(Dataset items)
-- BEGIN --
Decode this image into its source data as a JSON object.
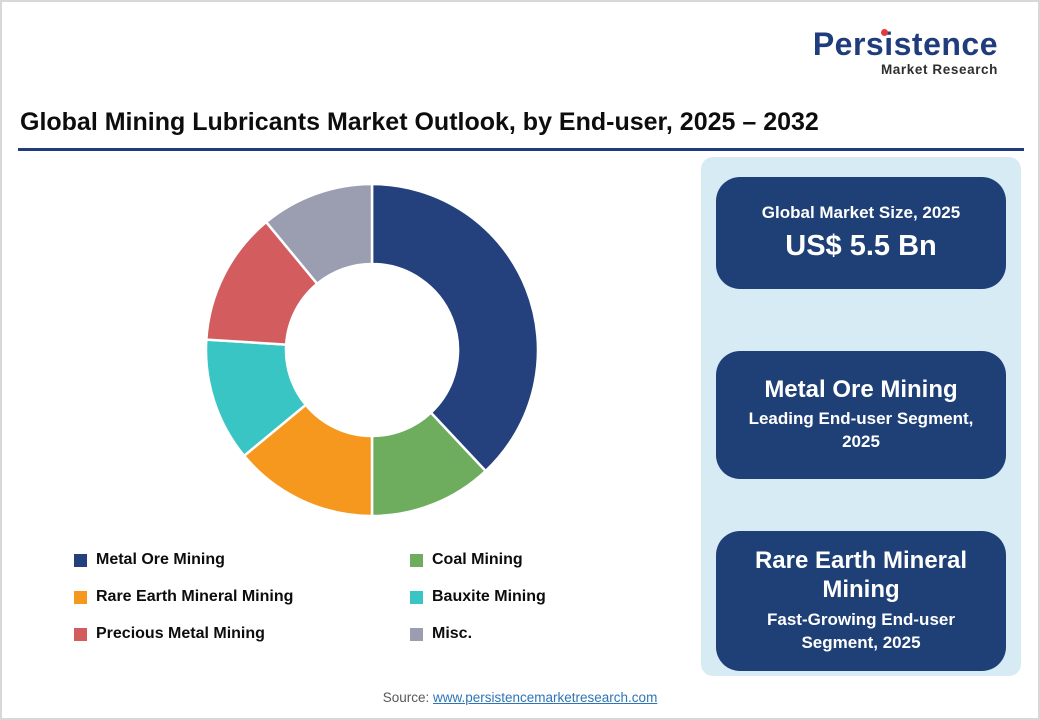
{
  "logo": {
    "brand": "Persistence",
    "subtitle": "Market Research"
  },
  "header": {
    "title": "Global Mining Lubricants Market Outlook, by End-user, 2025 – 2032"
  },
  "chart_data": {
    "type": "pie",
    "donut": true,
    "title": "Global Mining Lubricants Market Outlook, by End-user, 2025 – 2032",
    "start_angle_deg": 0,
    "legend_position": "bottom",
    "segments": [
      {
        "label": "Metal Ore Mining",
        "value": 38,
        "color": "#24417D"
      },
      {
        "label": "Coal Mining",
        "value": 12,
        "color": "#6EAD5E"
      },
      {
        "label": "Rare Earth Mineral Mining",
        "value": 14,
        "color": "#F6981E"
      },
      {
        "label": "Bauxite Mining",
        "value": 12,
        "color": "#38C5C4"
      },
      {
        "label": "Precious Metal Mining",
        "value": 13,
        "color": "#D25C5E"
      },
      {
        "label": "Misc.",
        "value": 11,
        "color": "#9B9EB1"
      }
    ]
  },
  "info_panel": {
    "panel_bg": "#D7EBF5",
    "card_bg": "#1F4077",
    "cards": [
      {
        "line1": "Global Market Size, 2025",
        "line2": "US$ 5.5 Bn"
      },
      {
        "line1": "Metal Ore Mining",
        "line2": "Leading End-user Segment, 2025"
      },
      {
        "line1": "Rare Earth Mineral Mining",
        "line2": "Fast-Growing End-user Segment, 2025"
      }
    ]
  },
  "footer": {
    "source_label": "Source:",
    "source_link": "www.persistencemarketresearch.com"
  }
}
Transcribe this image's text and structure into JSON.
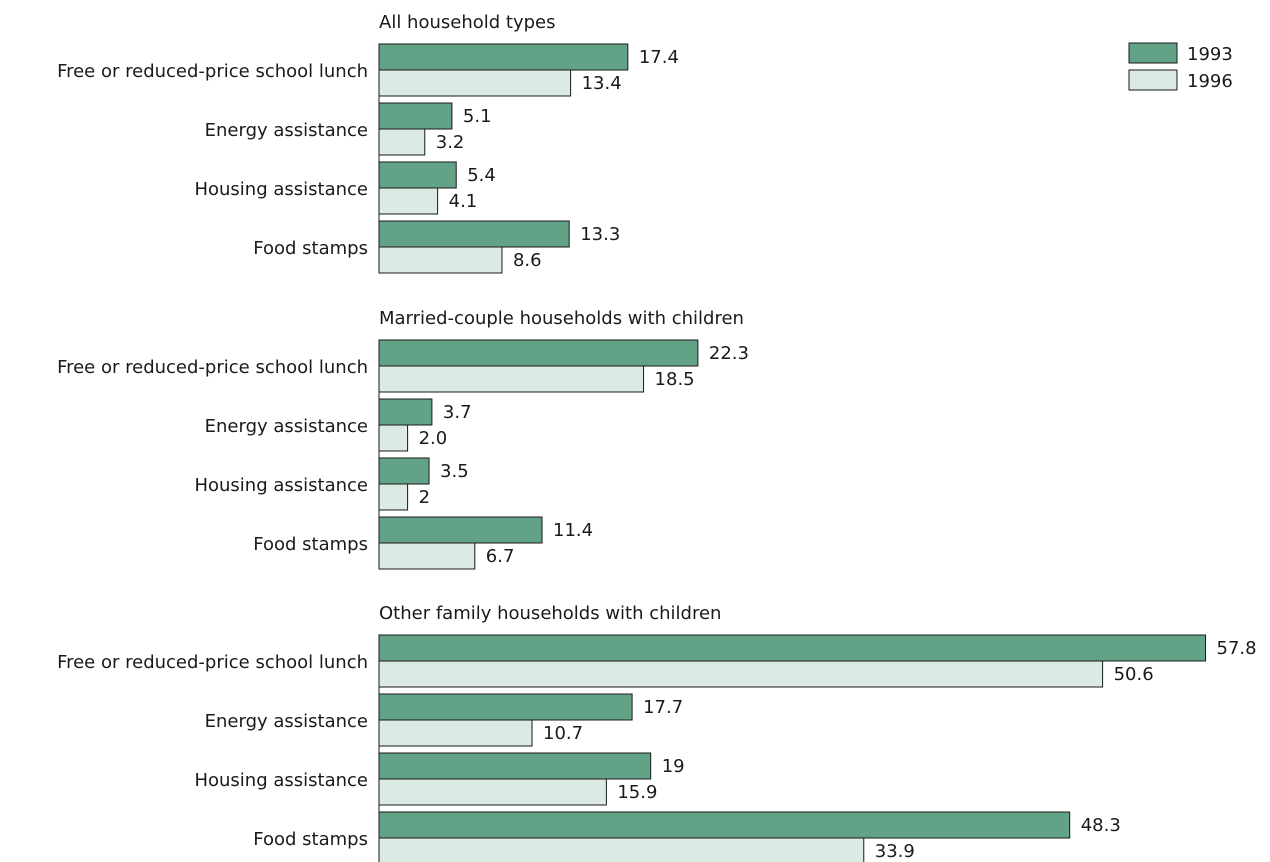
{
  "colors": {
    "bar_1993": "#62a387",
    "bar_1996": "#dbeae3",
    "stroke": "#1a1a1a"
  },
  "legend": {
    "items": [
      "1993",
      "1996"
    ],
    "position": "top-right"
  },
  "chart_data": {
    "type": "bar",
    "orientation": "horizontal",
    "categories": [
      "Free or reduced-price school lunch",
      "Energy assistance",
      "Housing assistance",
      "Food stamps"
    ],
    "series_names": [
      "1993",
      "1996"
    ],
    "panels": [
      {
        "title": "All household types",
        "series": [
          {
            "name": "1993",
            "values": [
              17.4,
              5.1,
              5.4,
              13.3
            ],
            "labels": [
              "17.4",
              "5.1",
              "5.4",
              "13.3"
            ]
          },
          {
            "name": "1996",
            "values": [
              13.4,
              3.2,
              4.1,
              8.6
            ],
            "labels": [
              "13.4",
              "3.2",
              "4.1",
              "8.6"
            ]
          }
        ]
      },
      {
        "title": "Married-couple households with children",
        "series": [
          {
            "name": "1993",
            "values": [
              22.3,
              3.7,
              3.5,
              11.4
            ],
            "labels": [
              "22.3",
              "3.7",
              "3.5",
              "11.4"
            ]
          },
          {
            "name": "1996",
            "values": [
              18.5,
              2.0,
              2,
              6.7
            ],
            "labels": [
              "18.5",
              "2.0",
              "2",
              "6.7"
            ]
          }
        ]
      },
      {
        "title": "Other family households with children",
        "series": [
          {
            "name": "1993",
            "values": [
              57.8,
              17.7,
              19,
              48.3
            ],
            "labels": [
              "57.8",
              "17.7",
              "19",
              "48.3"
            ]
          },
          {
            "name": "1996",
            "values": [
              50.6,
              10.7,
              15.9,
              33.9
            ],
            "labels": [
              "50.6",
              "10.7",
              "15.9",
              "33.9"
            ]
          }
        ]
      }
    ]
  }
}
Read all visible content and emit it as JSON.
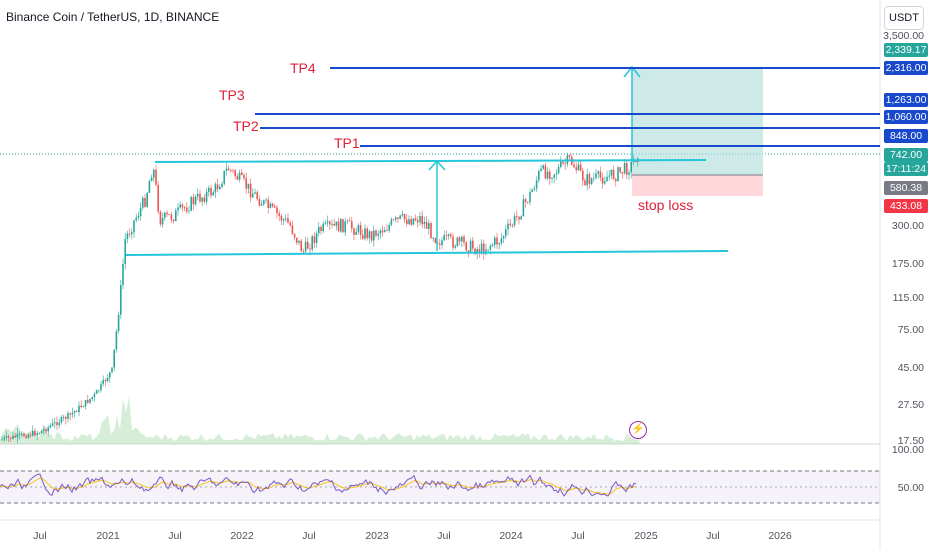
{
  "header": {
    "symbol_title": "Binance Coin / TetherUS, 1D, BINANCE",
    "currency_button": "USDT"
  },
  "price_axis": {
    "labels": [
      "3,500.00",
      "300.00",
      "175.00",
      "115.00",
      "75.00",
      "45.00",
      "27.50",
      "17.50"
    ]
  },
  "price_tags": {
    "t1": {
      "text": "2,339.17",
      "color": "#26a69a"
    },
    "tp4": {
      "text": "2,316.00",
      "color": "#1848cc"
    },
    "tp3": {
      "text": "1,263.00",
      "color": "#1848cc"
    },
    "tp2": {
      "text": "1,060.00",
      "color": "#1848cc"
    },
    "tp1": {
      "text": "848.00",
      "color": "#1848cc"
    },
    "last": {
      "text": "742.00",
      "color": "#26a69a"
    },
    "countdown": {
      "text": "17:11:24",
      "color": "#26a69a"
    },
    "entry": {
      "text": "580.38",
      "color": "#787b86"
    },
    "stop": {
      "text": "433.08",
      "color": "#f23645"
    }
  },
  "rsi_axis": {
    "labels": [
      "100.00",
      "50.00"
    ],
    "rsi_line_color": "#7e57c2",
    "ma_line_color": "#f5c518"
  },
  "time_axis": {
    "labels": [
      "Jul",
      "2021",
      "Jul",
      "2022",
      "Jul",
      "2023",
      "Jul",
      "2024",
      "Jul",
      "2025",
      "Jul",
      "2026"
    ]
  },
  "annotations": {
    "tp1": "TP1",
    "tp2": "TP2",
    "tp3": "TP3",
    "tp4": "TP4",
    "stop_loss": "stop loss"
  },
  "icons": {
    "event": "lightning-bolt-icon"
  },
  "colors": {
    "channel": "#26c6da",
    "tp_line": "#1848cc",
    "label_red": "#e0203a",
    "up": "#26a69a",
    "down": "#ef5350",
    "profit_zone": "#b2dfdb",
    "loss_zone": "#ffcdd2"
  }
}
-- END --
§ **Aim of the exercise**
Wherever "Lubricants" shows up in a line, copy that line.

§ **Answer to this exercise**
    "title": "Global Mining Lubricants Market Outlook, by End-user, 2025 – 2032"
    "title": "Global Mining Lubricants Market Outlook, by End-user, 2025 – 2032",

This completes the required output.